## Set problem
Write the material out again exactly as it stands.

Extracted records:
━━━━━━━━━━
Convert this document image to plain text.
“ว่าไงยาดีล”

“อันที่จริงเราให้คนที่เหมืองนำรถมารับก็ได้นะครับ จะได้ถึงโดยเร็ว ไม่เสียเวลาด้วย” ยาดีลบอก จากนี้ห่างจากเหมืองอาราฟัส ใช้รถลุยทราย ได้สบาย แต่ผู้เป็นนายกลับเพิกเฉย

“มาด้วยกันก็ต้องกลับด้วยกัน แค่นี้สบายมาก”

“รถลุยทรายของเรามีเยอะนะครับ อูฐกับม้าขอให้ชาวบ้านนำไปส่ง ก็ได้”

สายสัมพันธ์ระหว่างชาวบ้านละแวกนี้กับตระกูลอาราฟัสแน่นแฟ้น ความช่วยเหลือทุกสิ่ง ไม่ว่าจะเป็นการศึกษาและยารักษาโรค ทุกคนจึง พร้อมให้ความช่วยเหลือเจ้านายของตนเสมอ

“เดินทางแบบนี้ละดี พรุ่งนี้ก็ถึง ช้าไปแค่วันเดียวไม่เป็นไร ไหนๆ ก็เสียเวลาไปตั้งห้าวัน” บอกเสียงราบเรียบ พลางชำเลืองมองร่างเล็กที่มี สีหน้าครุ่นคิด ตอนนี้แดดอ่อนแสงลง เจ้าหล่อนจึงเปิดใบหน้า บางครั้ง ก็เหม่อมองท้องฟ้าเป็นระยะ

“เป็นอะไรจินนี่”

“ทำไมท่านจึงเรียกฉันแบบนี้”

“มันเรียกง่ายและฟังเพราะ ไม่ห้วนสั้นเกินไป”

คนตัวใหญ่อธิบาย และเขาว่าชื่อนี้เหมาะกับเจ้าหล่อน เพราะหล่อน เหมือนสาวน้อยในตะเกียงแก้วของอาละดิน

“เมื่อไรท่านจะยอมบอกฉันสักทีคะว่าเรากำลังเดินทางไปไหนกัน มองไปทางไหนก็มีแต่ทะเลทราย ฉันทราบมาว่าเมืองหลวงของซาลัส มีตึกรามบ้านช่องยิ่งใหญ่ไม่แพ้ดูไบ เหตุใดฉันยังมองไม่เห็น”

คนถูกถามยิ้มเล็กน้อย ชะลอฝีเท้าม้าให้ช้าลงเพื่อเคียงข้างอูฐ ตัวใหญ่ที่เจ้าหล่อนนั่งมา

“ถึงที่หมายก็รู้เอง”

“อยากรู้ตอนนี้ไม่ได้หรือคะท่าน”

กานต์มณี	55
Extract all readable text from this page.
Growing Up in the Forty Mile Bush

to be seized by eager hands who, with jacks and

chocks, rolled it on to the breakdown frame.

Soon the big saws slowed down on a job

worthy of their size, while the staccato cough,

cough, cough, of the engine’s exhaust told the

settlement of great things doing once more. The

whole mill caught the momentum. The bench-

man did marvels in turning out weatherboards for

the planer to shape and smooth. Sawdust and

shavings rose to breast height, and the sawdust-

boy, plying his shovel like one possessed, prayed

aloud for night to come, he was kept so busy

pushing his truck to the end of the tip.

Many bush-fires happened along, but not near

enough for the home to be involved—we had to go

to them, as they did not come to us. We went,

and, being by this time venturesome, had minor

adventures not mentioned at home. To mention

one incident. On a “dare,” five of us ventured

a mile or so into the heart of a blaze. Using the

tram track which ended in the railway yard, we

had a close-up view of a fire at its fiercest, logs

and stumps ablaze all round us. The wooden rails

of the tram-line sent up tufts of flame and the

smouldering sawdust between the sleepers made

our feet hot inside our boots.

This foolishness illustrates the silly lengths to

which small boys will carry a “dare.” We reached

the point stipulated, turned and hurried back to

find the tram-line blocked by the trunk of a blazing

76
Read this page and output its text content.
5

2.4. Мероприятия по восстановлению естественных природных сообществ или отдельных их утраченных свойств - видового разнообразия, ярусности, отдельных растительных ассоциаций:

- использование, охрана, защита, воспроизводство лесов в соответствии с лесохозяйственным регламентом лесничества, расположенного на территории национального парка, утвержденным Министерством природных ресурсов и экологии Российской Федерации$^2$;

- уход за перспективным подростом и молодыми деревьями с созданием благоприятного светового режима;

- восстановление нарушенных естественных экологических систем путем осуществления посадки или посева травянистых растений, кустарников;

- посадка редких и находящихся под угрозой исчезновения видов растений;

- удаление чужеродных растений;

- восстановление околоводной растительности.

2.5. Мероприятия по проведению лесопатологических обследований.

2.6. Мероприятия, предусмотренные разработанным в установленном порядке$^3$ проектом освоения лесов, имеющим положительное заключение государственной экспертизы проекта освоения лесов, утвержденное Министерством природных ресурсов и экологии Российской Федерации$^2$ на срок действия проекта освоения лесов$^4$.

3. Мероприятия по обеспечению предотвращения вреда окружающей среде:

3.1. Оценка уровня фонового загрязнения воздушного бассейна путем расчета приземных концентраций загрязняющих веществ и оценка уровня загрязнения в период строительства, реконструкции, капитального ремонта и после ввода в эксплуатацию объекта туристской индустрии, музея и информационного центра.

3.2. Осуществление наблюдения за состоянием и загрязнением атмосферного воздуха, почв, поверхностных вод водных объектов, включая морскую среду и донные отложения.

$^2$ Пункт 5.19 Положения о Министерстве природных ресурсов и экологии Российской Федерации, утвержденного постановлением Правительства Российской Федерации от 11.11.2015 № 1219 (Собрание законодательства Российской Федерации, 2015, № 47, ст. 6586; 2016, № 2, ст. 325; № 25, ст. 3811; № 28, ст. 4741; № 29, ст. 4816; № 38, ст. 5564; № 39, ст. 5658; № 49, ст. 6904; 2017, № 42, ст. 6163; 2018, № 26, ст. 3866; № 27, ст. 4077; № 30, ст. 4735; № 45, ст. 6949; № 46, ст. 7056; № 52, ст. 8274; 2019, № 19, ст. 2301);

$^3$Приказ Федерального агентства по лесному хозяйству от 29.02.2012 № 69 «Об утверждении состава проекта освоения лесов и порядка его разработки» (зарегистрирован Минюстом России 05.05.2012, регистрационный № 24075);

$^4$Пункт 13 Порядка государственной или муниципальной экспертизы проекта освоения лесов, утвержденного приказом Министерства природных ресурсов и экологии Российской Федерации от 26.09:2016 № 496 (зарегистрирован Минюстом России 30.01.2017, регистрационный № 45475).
━━━━━━━━━━
## Result for this exercise
Convert this document image to plain text.
“ว่าไงยาดีล”

“อันที่จริงเราให้คนที่เหมืองนำรถมารับก็ได้นะครับ จะได้ถึงโดยเร็ว ไม่เสียเวลาด้วย” ยาดีลบอก จากนี้ห่างจากเหมืองอาราฟัส ใช้รถลุยทราย ได้สบาย แต่ผู้เป็นนายกลับเพิกเฉย

“มาด้วยกันก็ต้องกลับด้วยกัน แค่นี้สบายมาก”

“รถลุยทรายของเรามีเยอะนะครับ อูฐกับม้าขอให้ชาวบ้านนำไปส่ง ก็ได้”

สายสัมพันธ์ระหว่างชาวบ้านละแวกนี้กับตระกูลอาราฟัสแน่นแฟ้น ความช่วยเหลือทุกสิ่ง ไม่ว่าจะเป็นการศึกษาและยารักษาโรค ทุกคนจึง พร้อมให้ความช่วยเหลือเจ้านายของตนเสมอ

“เดินทางแบบนี้ละดี พรุ่งนี้ก็ถึง ช้าไปแค่วันเดียวไม่เป็นไร ไหนๆ ก็เสียเวลาไปตั้งห้าวัน” บอกเสียงราบเรียบ พลางชำเลืองมองร่างเล็กที่มี สีหน้าครุ่นคิด ตอนนี้แดดอ่อนแสงลง เจ้าหล่อนจึงเปิดใบหน้า บางครั้ง ก็เหม่อมองท้องฟ้าเป็นระยะ

“เป็นอะไรจินนี่”

“ทำไมท่านจึงเรียกฉันแบบนี้”

“มันเรียกง่ายและฟังเพราะ ไม่ห้วนสั้นเกินไป”

คนตัวใหญ่อธิบาย และเขาว่าชื่อนี้เหมาะกับเจ้าหล่อน เพราะหล่อน เหมือนสาวน้อยในตะเกียงแก้วของอาละดิน

“เมื่อไรท่านจะยอมบอกฉันสักทีคะว่าเรากำลังเดินทางไปไหนกัน มองไปทางไหนก็มีแต่ทะเลทราย ฉันทราบมาว่าเมืองหลวงของซาลัส มีตึกรามบ้านช่องยิ่งใหญ่ไม่แพ้ดูไบ เหตุใดฉันยังมองไม่เห็น”

คนถูกถามยิ้มเล็กน้อย ชะลอฝีเท้าม้าให้ช้าลงเพื่อเคียงข้างอูฐ ตัวใหญ่ที่เจ้าหล่อนนั่งมา

“ถึงที่หมายก็รู้เอง”

“อยากรู้ตอนนี้ไม่ได้หรือคะท่าน”

กานต์มณี	55
Extract all readable text from this page.
Growing Up in the Forty Mile Bush

to be seized by eager hands who, with jacks and

chocks, rolled it on to the breakdown frame.

Soon the big saws slowed down on a job

worthy of their size, while the staccato cough,

cough, cough, of the engine’s exhaust told the

settlement of great things doing once more. The

whole mill caught the momentum. The bench-

man did marvels in turning out weatherboards for

the planer to shape and smooth. Sawdust and

shavings rose to breast height, and the sawdust-

boy, plying his shovel like one possessed, prayed

aloud for night to come, he was kept so busy

pushing his truck to the end of the tip.

Many bush-fires happened along, but not near

enough for the home to be involved—we had to go

to them, as they did not come to us. We went,

and, being by this time venturesome, had minor

adventures not mentioned at home. To mention

one incident. On a “dare,” five of us ventured

a mile or so into the heart of a blaze. Using the

tram track which ended in the railway yard, we

had a close-up view of a fire at its fiercest, logs

and stumps ablaze all round us. The wooden rails

of the tram-line sent up tufts of flame and the

smouldering sawdust between the sleepers made

our feet hot inside our boots.

This foolishness illustrates the silly lengths to

which small boys will carry a “dare.” We reached

the point stipulated, turned and hurried back to

find the tram-line blocked by the trunk of a blazing

76
Read this page and output its text content.
5

2.4. Мероприятия по восстановлению естественных природных сообществ или отдельных их утраченных свойств - видового разнообразия, ярусности, отдельных растительных ассоциаций:

- использование, охрана, защита, воспроизводство лесов в соответствии с лесохозяйственным регламентом лесничества, расположенного на территории национального парка, утвержденным Министерством природных ресурсов и экологии Российской Федерации$^2$;

- уход за перспективным подростом и молодыми деревьями с созданием благоприятного светового режима;

- восстановление нарушенных естественных экологических систем путем осуществления посадки или посева травянистых растений, кустарников;

- посадка редких и находящихся под угрозой исчезновения видов растений;

- удаление чужеродных растений;

- восстановление околоводной растительности.

2.5. Мероприятия по проведению лесопатологических обследований.

2.6. Мероприятия, предусмотренные разработанным в установленном порядке$^3$ проектом освоения лесов, имеющим положительное заключение государственной экспертизы проекта освоения лесов, утвержденное Министерством природных ресурсов и экологии Российской Федерации$^2$ на срок действия проекта освоения лесов$^4$.

3. Мероприятия по обеспечению предотвращения вреда окружающей среде:

3.1. Оценка уровня фонового загрязнения воздушного бассейна путем расчета приземных концентраций загрязняющих веществ и оценка уровня загрязнения в период строительства, реконструкции, капитального ремонта и после ввода в эксплуатацию объекта туристской индустрии, музея и информационного центра.

3.2. Осуществление наблюдения за состоянием и загрязнением атмосферного воздуха, почв, поверхностных вод водных объектов, включая морскую среду и донные отложения.

$^2$ Пункт 5.19 Положения о Министерстве природных ресурсов и экологии Российской Федерации, утвержденного постановлением Правительства Российской Федерации от 11.11.2015 № 1219 (Собрание законодательства Российской Федерации, 2015, № 47, ст. 6586; 2016, № 2, ст. 325; № 25, ст. 3811; № 28, ст. 4741; № 29, ст. 4816; № 38, ст. 5564; № 39, ст. 5658; № 49, ст. 6904; 2017, № 42, ст. 6163; 2018, № 26, ст. 3866; № 27, ст. 4077; № 30, ст. 4735; № 45, ст. 6949; № 46, ст. 7056; № 52, ст. 8274; 2019, № 19, ст. 2301);

$^3$Приказ Федерального агентства по лесному хозяйству от 29.02.2012 № 69 «Об утверждении состава проекта освоения лесов и порядка его разработки» (зарегистрирован Минюстом России 05.05.2012, регистрационный № 24075);

$^4$Пункт 13 Порядка государственной или муниципальной экспертизы проекта освоения лесов, утвержденного приказом Министерства природных ресурсов и экологии Российской Федерации от 26.09:2016 № 496 (зарегистрирован Минюстом России 30.01.2017, регистрационный № 45475).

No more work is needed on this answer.